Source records
· · · ·

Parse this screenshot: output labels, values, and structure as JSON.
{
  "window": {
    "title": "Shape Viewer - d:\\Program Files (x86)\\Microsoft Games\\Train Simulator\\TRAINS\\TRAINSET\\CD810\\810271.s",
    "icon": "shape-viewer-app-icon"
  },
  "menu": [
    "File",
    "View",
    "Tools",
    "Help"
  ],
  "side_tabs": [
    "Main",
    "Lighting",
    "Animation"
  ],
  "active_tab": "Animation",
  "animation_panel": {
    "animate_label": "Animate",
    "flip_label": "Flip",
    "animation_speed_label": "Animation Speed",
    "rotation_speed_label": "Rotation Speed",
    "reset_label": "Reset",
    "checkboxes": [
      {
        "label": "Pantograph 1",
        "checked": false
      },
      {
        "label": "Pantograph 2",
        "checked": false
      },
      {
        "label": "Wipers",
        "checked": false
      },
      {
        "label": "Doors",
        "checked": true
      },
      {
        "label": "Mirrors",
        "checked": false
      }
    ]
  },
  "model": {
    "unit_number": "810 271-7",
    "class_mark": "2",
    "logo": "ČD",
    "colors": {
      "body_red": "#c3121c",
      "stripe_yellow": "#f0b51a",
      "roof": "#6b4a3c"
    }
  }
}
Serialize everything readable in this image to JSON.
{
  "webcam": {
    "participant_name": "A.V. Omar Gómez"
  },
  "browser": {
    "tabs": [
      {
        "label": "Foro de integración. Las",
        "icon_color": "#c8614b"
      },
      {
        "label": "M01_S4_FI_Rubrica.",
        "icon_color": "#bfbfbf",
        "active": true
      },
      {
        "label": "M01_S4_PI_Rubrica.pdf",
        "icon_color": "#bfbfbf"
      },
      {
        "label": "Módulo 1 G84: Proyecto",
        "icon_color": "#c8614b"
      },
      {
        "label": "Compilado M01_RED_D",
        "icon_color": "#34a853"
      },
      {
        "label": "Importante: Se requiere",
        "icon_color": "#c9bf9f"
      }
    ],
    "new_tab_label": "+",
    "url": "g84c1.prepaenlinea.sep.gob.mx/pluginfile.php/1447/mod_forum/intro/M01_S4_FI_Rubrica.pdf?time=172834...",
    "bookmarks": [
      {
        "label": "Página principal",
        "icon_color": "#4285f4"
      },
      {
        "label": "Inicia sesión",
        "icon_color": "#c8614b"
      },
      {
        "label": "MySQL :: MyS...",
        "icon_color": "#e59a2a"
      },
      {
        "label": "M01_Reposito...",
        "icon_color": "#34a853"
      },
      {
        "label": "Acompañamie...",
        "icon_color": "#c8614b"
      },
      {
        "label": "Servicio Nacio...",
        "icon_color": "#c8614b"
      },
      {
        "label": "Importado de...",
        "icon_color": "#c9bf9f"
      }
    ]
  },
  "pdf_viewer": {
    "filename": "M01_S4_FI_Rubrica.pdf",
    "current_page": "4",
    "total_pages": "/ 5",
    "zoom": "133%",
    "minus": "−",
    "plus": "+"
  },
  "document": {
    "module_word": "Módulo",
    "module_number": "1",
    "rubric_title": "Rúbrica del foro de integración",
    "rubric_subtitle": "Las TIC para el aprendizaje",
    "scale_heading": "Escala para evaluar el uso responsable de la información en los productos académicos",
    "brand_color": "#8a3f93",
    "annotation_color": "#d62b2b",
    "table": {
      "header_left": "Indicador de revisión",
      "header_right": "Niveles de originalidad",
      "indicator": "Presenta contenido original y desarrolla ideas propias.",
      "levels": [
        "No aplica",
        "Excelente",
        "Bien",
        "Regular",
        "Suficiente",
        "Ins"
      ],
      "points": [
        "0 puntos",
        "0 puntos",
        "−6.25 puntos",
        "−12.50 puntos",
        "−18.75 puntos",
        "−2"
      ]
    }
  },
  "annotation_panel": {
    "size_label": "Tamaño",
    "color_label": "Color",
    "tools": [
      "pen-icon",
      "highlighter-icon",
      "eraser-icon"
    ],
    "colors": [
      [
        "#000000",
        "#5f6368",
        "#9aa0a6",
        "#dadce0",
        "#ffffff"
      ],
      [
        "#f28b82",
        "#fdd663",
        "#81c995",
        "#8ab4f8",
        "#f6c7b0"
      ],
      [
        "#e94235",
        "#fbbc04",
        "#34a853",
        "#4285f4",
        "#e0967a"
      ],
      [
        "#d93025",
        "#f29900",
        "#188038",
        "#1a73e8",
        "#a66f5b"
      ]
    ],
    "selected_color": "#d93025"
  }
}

· · · ·

» **What this task involves**
Take the entries above and transcribe them in full.

» **In response**
Parse this screenshot: output labels, values, and structure as JSON.
{
  "window": {
    "title": "Shape Viewer - d:\\Program Files (x86)\\Microsoft Games\\Train Simulator\\TRAINS\\TRAINSET\\CD810\\810271.s",
    "icon": "shape-viewer-app-icon"
  },
  "menu": [
    "File",
    "View",
    "Tools",
    "Help"
  ],
  "side_tabs": [
    "Main",
    "Lighting",
    "Animation"
  ],
  "active_tab": "Animation",
  "animation_panel": {
    "animate_label": "Animate",
    "flip_label": "Flip",
    "animation_speed_label": "Animation Speed",
    "rotation_speed_label": "Rotation Speed",
    "reset_label": "Reset",
    "checkboxes": [
      {
        "label": "Pantograph 1",
        "checked": false
      },
      {
        "label": "Pantograph 2",
        "checked": false
      },
      {
        "label": "Wipers",
        "checked": false
      },
      {
        "label": "Doors",
        "checked": true
      },
      {
        "label": "Mirrors",
        "checked": false
      }
    ]
  },
  "model": {
    "unit_number": "810 271-7",
    "class_mark": "2",
    "logo": "ČD",
    "colors": {
      "body_red": "#c3121c",
      "stripe_yellow": "#f0b51a",
      "roof": "#6b4a3c"
    }
  }
}
Serialize everything readable in this image to JSON.
{
  "webcam": {
    "participant_name": "A.V. Omar Gómez"
  },
  "browser": {
    "tabs": [
      {
        "label": "Foro de integración. Las",
        "icon_color": "#c8614b"
      },
      {
        "label": "M01_S4_FI_Rubrica.",
        "icon_color": "#bfbfbf",
        "active": true
      },
      {
        "label": "M01_S4_PI_Rubrica.pdf",
        "icon_color": "#bfbfbf"
      },
      {
        "label": "Módulo 1 G84: Proyecto",
        "icon_color": "#c8614b"
      },
      {
        "label": "Compilado M01_RED_D",
        "icon_color": "#34a853"
      },
      {
        "label": "Importante: Se requiere",
        "icon_color": "#c9bf9f"
      }
    ],
    "new_tab_label": "+",
    "url": "g84c1.prepaenlinea.sep.gob.mx/pluginfile.php/1447/mod_forum/intro/M01_S4_FI_Rubrica.pdf?time=172834...",
    "bookmarks": [
      {
        "label": "Página principal",
        "icon_color": "#4285f4"
      },
      {
        "label": "Inicia sesión",
        "icon_color": "#c8614b"
      },
      {
        "label": "MySQL :: MyS...",
        "icon_color": "#e59a2a"
      },
      {
        "label": "M01_Reposito...",
        "icon_color": "#34a853"
      },
      {
        "label": "Acompañamie...",
        "icon_color": "#c8614b"
      },
      {
        "label": "Servicio Nacio...",
        "icon_color": "#c8614b"
      },
      {
        "label": "Importado de...",
        "icon_color": "#c9bf9f"
      }
    ]
  },
  "pdf_viewer": {
    "filename": "M01_S4_FI_Rubrica.pdf",
    "current_page": "4",
    "total_pages": "/ 5",
    "zoom": "133%",
    "minus": "−",
    "plus": "+"
  },
  "document": {
    "module_word": "Módulo",
    "module_number": "1",
    "rubric_title": "Rúbrica del foro de integración",
    "rubric_subtitle": "Las TIC para el aprendizaje",
    "scale_heading": "Escala para evaluar el uso responsable de la información en los productos académicos",
    "brand_color": "#8a3f93",
    "annotation_color": "#d62b2b",
    "table": {
      "header_left": "Indicador de revisión",
      "header_right": "Niveles de originalidad",
      "indicator": "Presenta contenido original y desarrolla ideas propias.",
      "levels": [
        "No aplica",
        "Excelente",
        "Bien",
        "Regular",
        "Suficiente",
        "Ins"
      ],
      "points": [
        "0 puntos",
        "0 puntos",
        "−6.25 puntos",
        "−12.50 puntos",
        "−18.75 puntos",
        "−2"
      ]
    }
  },
  "annotation_panel": {
    "size_label": "Tamaño",
    "color_label": "Color",
    "tools": [
      "pen-icon",
      "highlighter-icon",
      "eraser-icon"
    ],
    "colors": [
      [
        "#000000",
        "#5f6368",
        "#9aa0a6",
        "#dadce0",
        "#ffffff"
      ],
      [
        "#f28b82",
        "#fdd663",
        "#81c995",
        "#8ab4f8",
        "#f6c7b0"
      ],
      [
        "#e94235",
        "#fbbc04",
        "#34a853",
        "#4285f4",
        "#e0967a"
      ],
      [
        "#d93025",
        "#f29900",
        "#188038",
        "#1a73e8",
        "#a66f5b"
      ]
    ],
    "selected_color": "#d93025"
  }
}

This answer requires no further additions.